» Required work:
Copy each line holding the string "with".

==============================

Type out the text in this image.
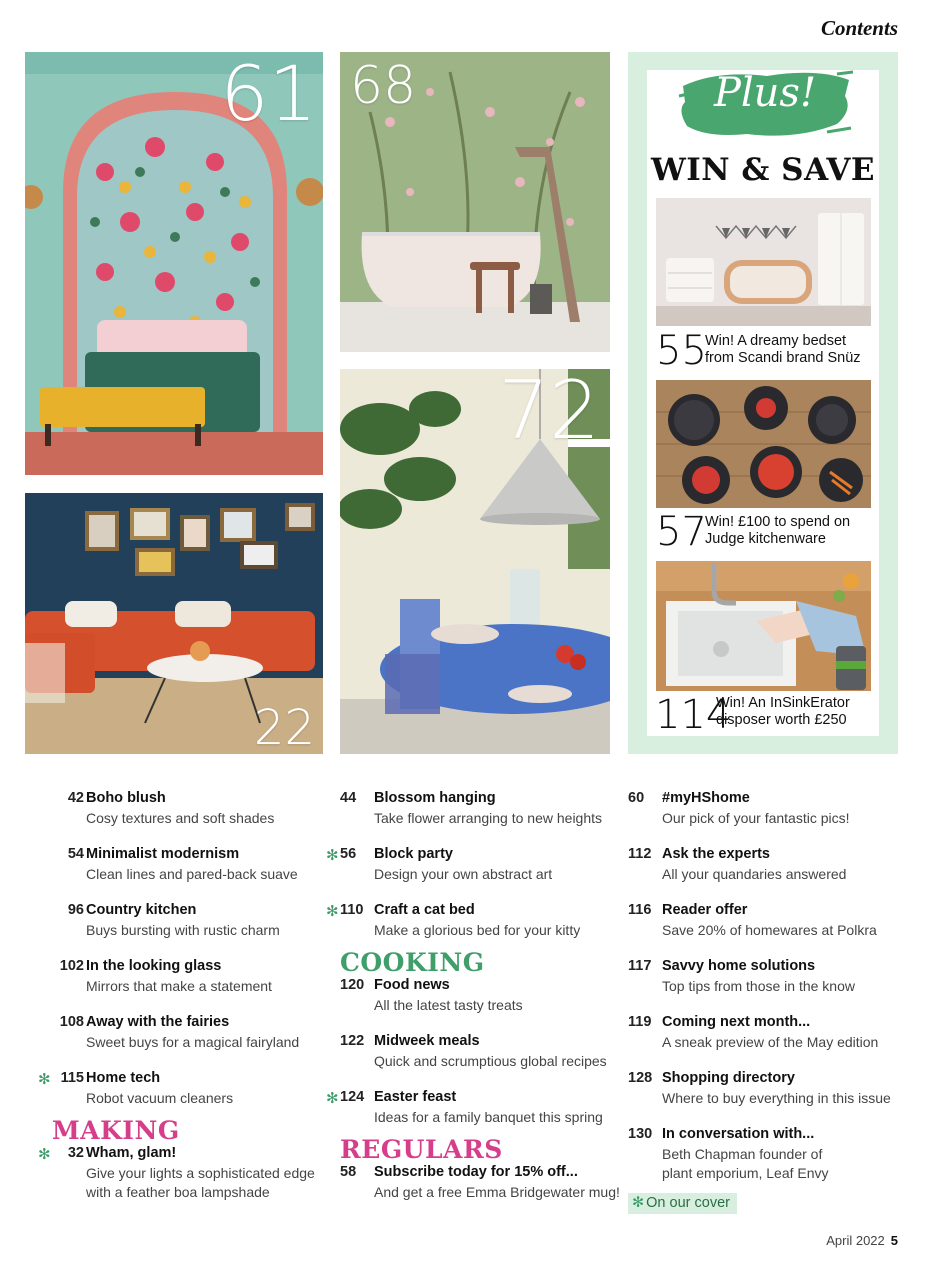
Contents
61 68
72
22
Plus!
WIN & SAVE
55
Win! A dreamy bedset
from Scandi brand Snüz
57
Win! £100 to spend on
Judge kitchenware
114
Win! An InSinkErator
disposer worth £250
42 Boho blush
Cosy textures and soft shades
54 Minimalist modernism
Clean lines and pared-back suave
96 Country kitchen
Buys bursting with rustic charm
102 In the looking glass
Mirrors that make a statement
108 Away with the fairies
Sweet buys for a magical fairyland
✻ 115 Home tech
Robot vacuum cleaners
MAKING
✻	32 Wham, glam!
Give your lights a sophisticated edge
with a feather boa lampshade
44	Blossom hanging
Take flower arranging to new heights
✻ 56	Block party
Design your own abstract art
✻ 110 Craft a cat bed
Make a glorious bed for your kitty
COOKING
120 Food news
All the latest tasty treats
122 Midweek meals
Quick and scrumptious global recipes
✻ 124 Easter feast
Ideas for a family banquet this spring
REGULARS
58	Subscribe today for 15% off...
And get a free Emma Bridgewater mug!
60	#myHShome
Our pick of your fantastic pics!
112 Ask the experts
All your quandaries answered
116 Reader offer
Save 20% of homewares at Polkra
117 Savvy home solutions
Top tips from those in the know
119 Coming next month...
A sneak preview of the May edition
128 Shopping directory
Where to buy everything in this issue
130 In conversation with...
Beth Chapman founder of
plant emporium, Leaf Envy
✻ On our cover
April 2022 5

==============================

» Solution to the exercise:
Buys bursting with rustic charm
108 Away with the fairies
with a feather boa lampshade
130 In conversation with...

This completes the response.